> [Exercise]:
Images must not appear in your copy; reproduce every other part of the records exactly.
----- Data in this exercise -----
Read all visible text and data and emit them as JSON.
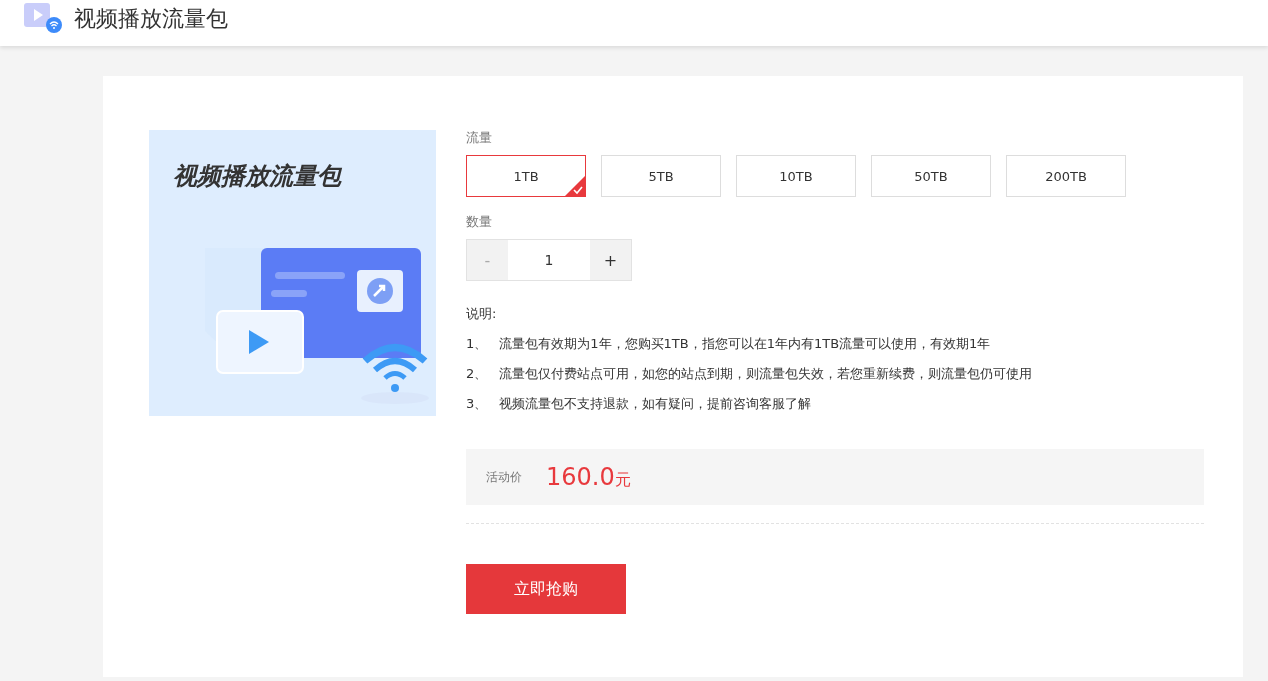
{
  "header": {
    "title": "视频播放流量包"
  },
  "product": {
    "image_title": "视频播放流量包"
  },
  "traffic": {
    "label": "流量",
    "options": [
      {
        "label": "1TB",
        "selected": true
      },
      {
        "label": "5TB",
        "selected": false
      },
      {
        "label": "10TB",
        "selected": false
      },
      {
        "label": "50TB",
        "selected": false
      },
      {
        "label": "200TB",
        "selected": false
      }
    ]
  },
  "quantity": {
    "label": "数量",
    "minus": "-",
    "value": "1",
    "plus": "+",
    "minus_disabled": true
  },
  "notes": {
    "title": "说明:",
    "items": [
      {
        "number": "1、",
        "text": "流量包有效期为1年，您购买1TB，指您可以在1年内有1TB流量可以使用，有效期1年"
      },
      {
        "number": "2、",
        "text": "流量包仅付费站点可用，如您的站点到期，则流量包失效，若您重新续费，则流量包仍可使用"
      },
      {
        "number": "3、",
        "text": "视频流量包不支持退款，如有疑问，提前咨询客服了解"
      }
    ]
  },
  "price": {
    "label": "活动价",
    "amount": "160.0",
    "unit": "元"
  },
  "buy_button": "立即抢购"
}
-----
> [Answer]:
Read all visible text and data and emit them as JSON.
{
  "header": {
    "title": "视频播放流量包"
  },
  "product": {
    "image_title": "视频播放流量包"
  },
  "traffic": {
    "label": "流量",
    "options": [
      {
        "label": "1TB",
        "selected": true
      },
      {
        "label": "5TB",
        "selected": false
      },
      {
        "label": "10TB",
        "selected": false
      },
      {
        "label": "50TB",
        "selected": false
      },
      {
        "label": "200TB",
        "selected": false
      }
    ]
  },
  "quantity": {
    "label": "数量",
    "minus": "-",
    "value": "1",
    "plus": "+",
    "minus_disabled": true
  },
  "notes": {
    "title": "说明:",
    "items": [
      {
        "number": "1、",
        "text": "流量包有效期为1年，您购买1TB，指您可以在1年内有1TB流量可以使用，有效期1年"
      },
      {
        "number": "2、",
        "text": "流量包仅付费站点可用，如您的站点到期，则流量包失效，若您重新续费，则流量包仍可使用"
      },
      {
        "number": "3、",
        "text": "视频流量包不支持退款，如有疑问，提前咨询客服了解"
      }
    ]
  },
  "price": {
    "label": "活动价",
    "amount": "160.0",
    "unit": "元"
  },
  "buy_button": "立即抢购"
}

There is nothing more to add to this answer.